_PROBLEM DESCRIPTION_
Set down the data below without change, skipping the pictures it holds.

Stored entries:
▼
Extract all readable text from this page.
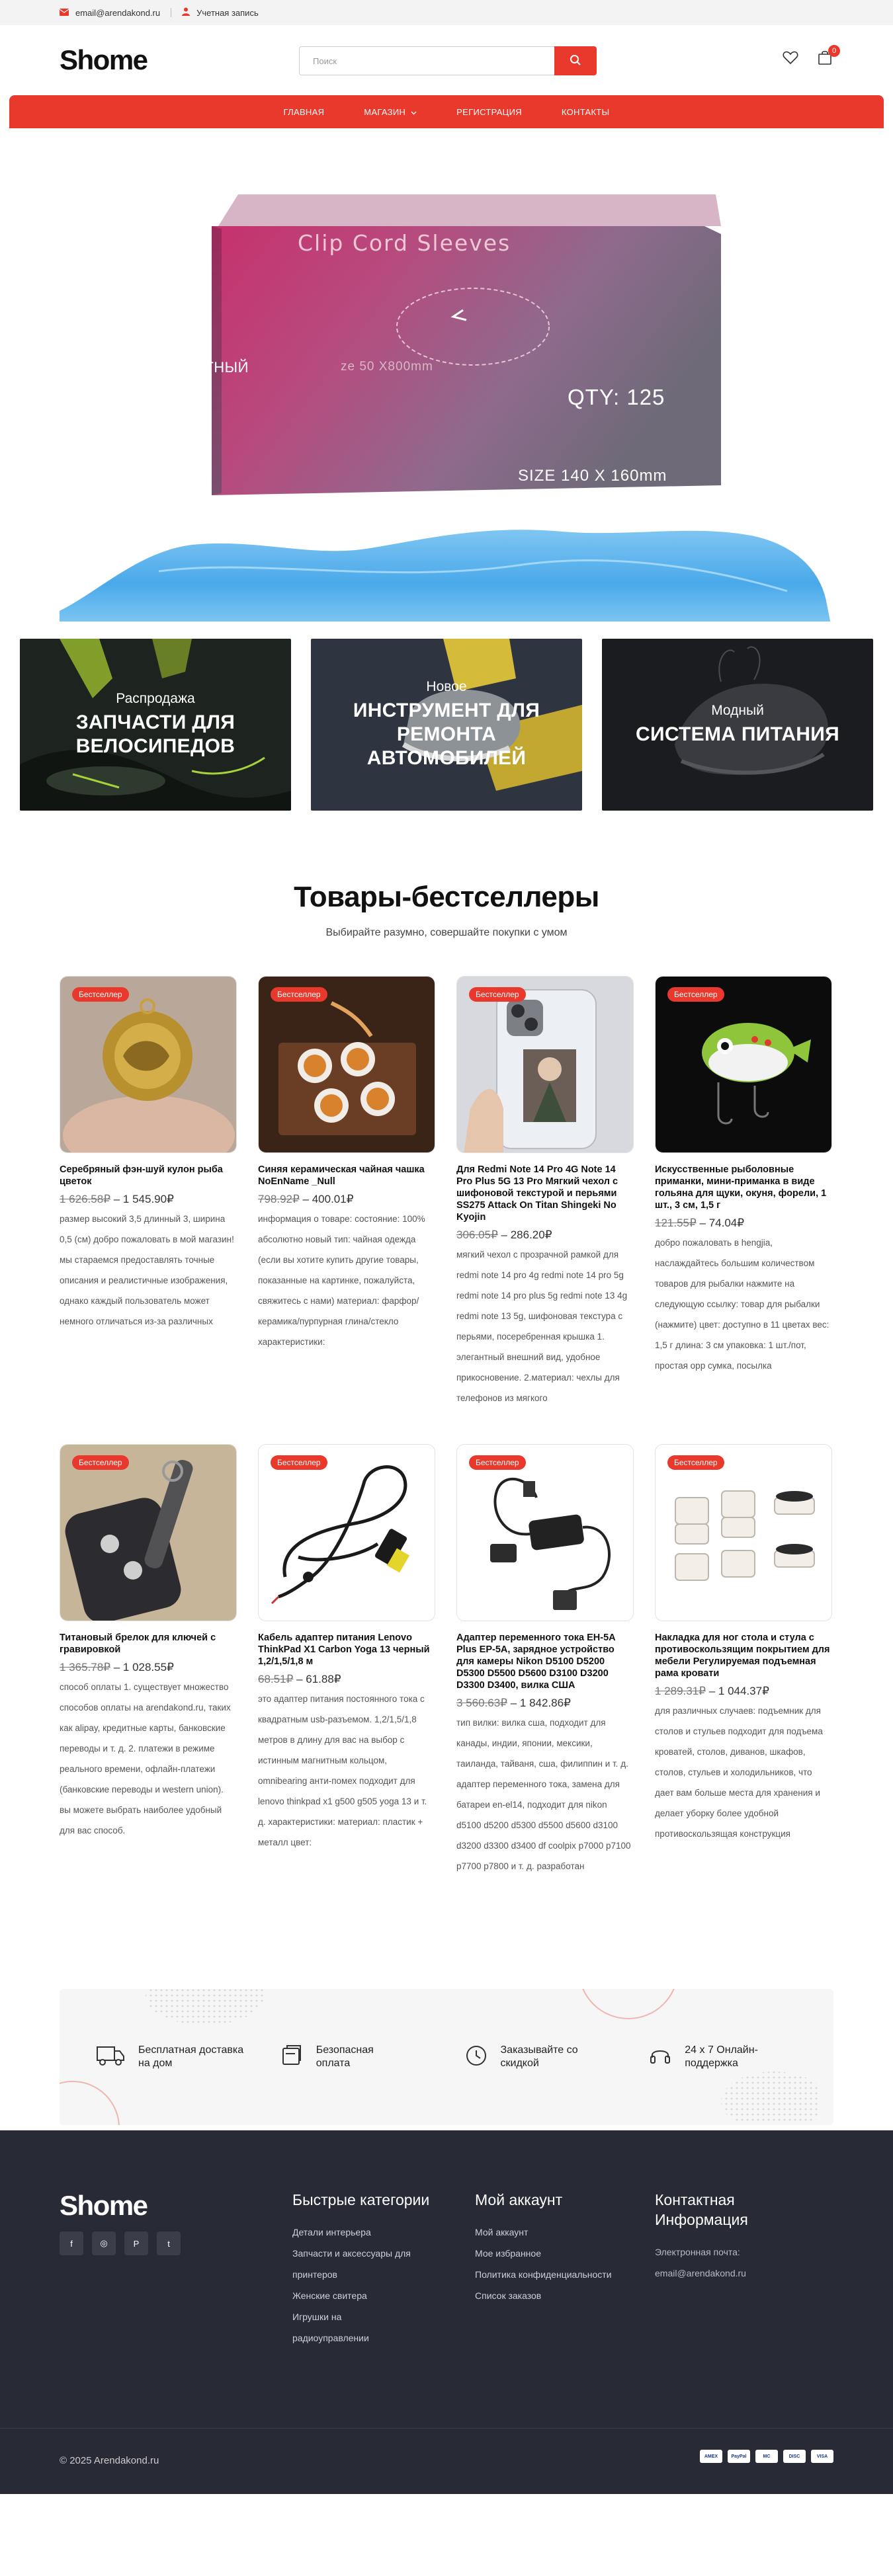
email@arendakond.ru	Учетная запись
Shome
Поиск	0
ГЛАВНАЯ	МАГАЗИН	РЕГИСТРАЦИЯ	КОНТАКТЫ
Clip Cord Sleeves
ze 50 X800mm
QTY: 125
SIZE 140 X 160mm
УР ДЛЯ
УКАВА
Й ЗАЩИТНЫЙ
ШИНКИ
Распродажа
ЗАПЧАСТИ ДЛЯ
ВЕЛОСИПЕДОВ
Новое
ИНСТРУМЕНТ ДЛЯ
РЕМОНТА
АВТОМОБИЛЕЙ
Модный
СИСТЕМА ПИТАНИЯ
Товары-бестселлеры
Выбирайте разумно, совершайте покупки с умом
Бестселлер
Серебряный фэн-шуй кулон рыба цветок
1 626.58₽ – 1 545.90₽
размер высокий 3,5 длинный 3, ширина 0,5 (см) добро пожаловать в мой магазин! мы стараемся предоставлять точные описания и реалистичные изображения, однако каждый пользователь может немного отличаться из-за различных
Бестселлер
Синяя керамическая чайная чашка NoEnName _Null
798.92₽ – 400.01₽
информация о товаре: состояние: 100% абсолютно новый тип: чайная одежда (если вы хотите купить другие товары, показанные на картинке, пожалуйста, свяжитесь с нами) материал: фарфор/керамика/пурпурная глина/стекло характеристики:
Бестселлер
Для Redmi Note 14 Pro 4G Note 14 Pro Plus 5G 13 Pro Мягкий чехол с шифоновой текстурой и перьями SS275 Attack On Titan Shingeki No Kyojin
306.05₽ – 286.20₽
мягкий чехол с прозрачной рамкой для redmi note 14 pro 4g redmi note 14 pro 5g redmi note 14 pro plus 5g redmi note 13 4g redmi note 13 5g, шифоновая текстура с перьями, посеребренная крышка 1. элегантный внешний вид, удобное прикосновение. 2.материал: чехлы для телефонов из мягкого
Бестселлер
Искусственные рыболовные приманки, мини-приманка в виде гольяна для щуки, окуня, форели, 1 шт., 3 см, 1,5 г
121.55₽ – 74.04₽
добро пожаловать в hengjia, наслаждайтесь большим количеством товаров для рыбалки нажмите на следующую ссылку: товар для рыбалки (нажмите) цвет: доступно в 11 цветах вес: 1,5 г длина: 3 см упаковка: 1 шт./пот, простая opp сумка, посылка
Бестселлер
Титановый брелок для ключей с гравировкой
1 365.78₽ – 1 028.55₽
способ оплаты 1. существует множество способов оплаты на arendakond.ru, таких как alipay, кредитные карты, банковские переводы и т. д. 2. платежи в режиме реального времени, офлайн-платежи (банковские переводы и western union). вы можете выбрать наиболее удобный для вас способ.
Бестселлер
Кабель адаптер питания Lenovo ThinkPad X1 Carbon Yoga 13 черный 1,2/1,5/1,8 м
68.51₽ – 61.88₽
это адаптер питания постоянного тока с квадратным usb-разъемом. 1,2/1,5/1,8 метров в длину для вас на выбор с истинным магнитным кольцом, omnibearing анти-помех подходит для lenovo thinkpad x1 g500 g505 yoga 13 и т. д. характеристики: материал: пластик + металл цвет:
Бестселлер
Адаптер переменного тока EH-5A Plus EP-5A, зарядное устройство для камеры Nikon D5100 D5200 D5300 D5500 D5600 D3100 D3200 D3300 D3400, вилка США
3 560.63₽ – 1 842.86₽
тип вилки: вилка сша, подходит для канады, индии, японии, мексики, таиланда, тайваня, сша, филиппин и т. д. адаптер переменного тока, замена для батареи en-el14, подходит для nikon d5100 d5200 d5300 d5500 d5600 d3100 d3200 d3300 d3400 df coolpix p7000 p7100 p7700 p7800 и т. д. разработан
Бестселлер
Накладка для ног стола и стула с противоскользящим покрытием для мебели Регулируемая подъемная рама кровати
1 289.31₽ – 1 044.37₽
для различных случаев: подъемник для столов и стульев подходит для подъема кроватей, столов, диванов, шкафов, столов, стульев и холодильников, что дает вам больше места для хранения и делает уборку более удобной противоскользящая конструкция
Бесплатная доставка
на дом
Безопасная
оплата
Заказывайте со
скидкой
24 x 7 Онлайн-
поддержка
Shome
f	◎	P	t
Быстрые категории
Детали интерьера
Запчасти и аксессуары для
принтеров
Женские свитера
Игрушки на
радиоуправлении
Мой аккаунт
Мой аккаунт
Мое избранное
Политика конфиденциальности
Список заказов
Контактная
Информация
Электронная почта:
email@arendakond.ru
© 2025 Arendakond.ru	AMEX	PayPal	MC	DISC	VISA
▲
_RESULT OF THE TASK_
Extract all readable text from this page.
email@arendakond.ru	Учетная запись
Shome
Поиск	0
ГЛАВНАЯ	МАГАЗИН	РЕГИСТРАЦИЯ	КОНТАКТЫ
Clip Cord Sleeves
ze 50 X800mm
QTY: 125
SIZE 140 X 160mm
УР ДЛЯ
УКАВА
Й ЗАЩИТНЫЙ
ШИНКИ
Распродажа
ЗАПЧАСТИ ДЛЯ
ВЕЛОСИПЕДОВ
Новое
ИНСТРУМЕНТ ДЛЯ
РЕМОНТА
АВТОМОБИЛЕЙ
Модный
СИСТЕМА ПИТАНИЯ
Товары-бестселлеры
Выбирайте разумно, совершайте покупки с умом
Бестселлер
Серебряный фэн-шуй кулон рыба цветок
1 626.58₽ – 1 545.90₽
размер высокий 3,5 длинный 3, ширина 0,5 (см) добро пожаловать в мой магазин! мы стараемся предоставлять точные описания и реалистичные изображения, однако каждый пользователь может немного отличаться из-за различных
Бестселлер
Синяя керамическая чайная чашка NoEnName _Null
798.92₽ – 400.01₽
информация о товаре: состояние: 100% абсолютно новый тип: чайная одежда (если вы хотите купить другие товары, показанные на картинке, пожалуйста, свяжитесь с нами) материал: фарфор/керамика/пурпурная глина/стекло характеристики:
Бестселлер
Для Redmi Note 14 Pro 4G Note 14 Pro Plus 5G 13 Pro Мягкий чехол с шифоновой текстурой и перьями SS275 Attack On Titan Shingeki No Kyojin
306.05₽ – 286.20₽
мягкий чехол с прозрачной рамкой для redmi note 14 pro 4g redmi note 14 pro 5g redmi note 14 pro plus 5g redmi note 13 4g redmi note 13 5g, шифоновая текстура с перьями, посеребренная крышка 1. элегантный внешний вид, удобное прикосновение. 2.материал: чехлы для телефонов из мягкого
Бестселлер
Искусственные рыболовные приманки, мини-приманка в виде гольяна для щуки, окуня, форели, 1 шт., 3 см, 1,5 г
121.55₽ – 74.04₽
добро пожаловать в hengjia, наслаждайтесь большим количеством товаров для рыбалки нажмите на следующую ссылку: товар для рыбалки (нажмите) цвет: доступно в 11 цветах вес: 1,5 г длина: 3 см упаковка: 1 шт./пот, простая opp сумка, посылка
Бестселлер
Титановый брелок для ключей с гравировкой
1 365.78₽ – 1 028.55₽
способ оплаты 1. существует множество способов оплаты на arendakond.ru, таких как alipay, кредитные карты, банковские переводы и т. д. 2. платежи в режиме реального времени, офлайн-платежи (банковские переводы и western union). вы можете выбрать наиболее удобный для вас способ.
Бестселлер
Кабель адаптер питания Lenovo ThinkPad X1 Carbon Yoga 13 черный 1,2/1,5/1,8 м
68.51₽ – 61.88₽
это адаптер питания постоянного тока с квадратным usb-разъемом. 1,2/1,5/1,8 метров в длину для вас на выбор с истинным магнитным кольцом, omnibearing анти-помех подходит для lenovo thinkpad x1 g500 g505 yoga 13 и т. д. характеристики: материал: пластик + металл цвет:
Бестселлер
Адаптер переменного тока EH-5A Plus EP-5A, зарядное устройство для камеры Nikon D5100 D5200 D5300 D5500 D5600 D3100 D3200 D3300 D3400, вилка США
3 560.63₽ – 1 842.86₽
тип вилки: вилка сша, подходит для канады, индии, японии, мексики, таиланда, тайваня, сша, филиппин и т. д. адаптер переменного тока, замена для батареи en-el14, подходит для nikon d5100 d5200 d5300 d5500 d5600 d3100 d3200 d3300 d3400 df coolpix p7000 p7100 p7700 p7800 и т. д. разработан
Бестселлер
Накладка для ног стола и стула с противоскользящим покрытием для мебели Регулируемая подъемная рама кровати
1 289.31₽ – 1 044.37₽
для различных случаев: подъемник для столов и стульев подходит для подъема кроватей, столов, диванов, шкафов, столов, стульев и холодильников, что дает вам больше места для хранения и делает уборку более удобной противоскользящая конструкция
Бесплатная доставка
на дом
Безопасная
оплата
Заказывайте со
скидкой
24 x 7 Онлайн-
поддержка
Shome
f	◎	P	t
Быстрые категории
Детали интерьера
Запчасти и аксессуары для
принтеров
Женские свитера
Игрушки на
радиоуправлении
Мой аккаунт
Мой аккаунт
Мое избранное
Политика конфиденциальности
Список заказов
Контактная
Информация
Электронная почта:
email@arendakond.ru
© 2025 Arendakond.ru	AMEX	PayPal	MC	DISC	VISA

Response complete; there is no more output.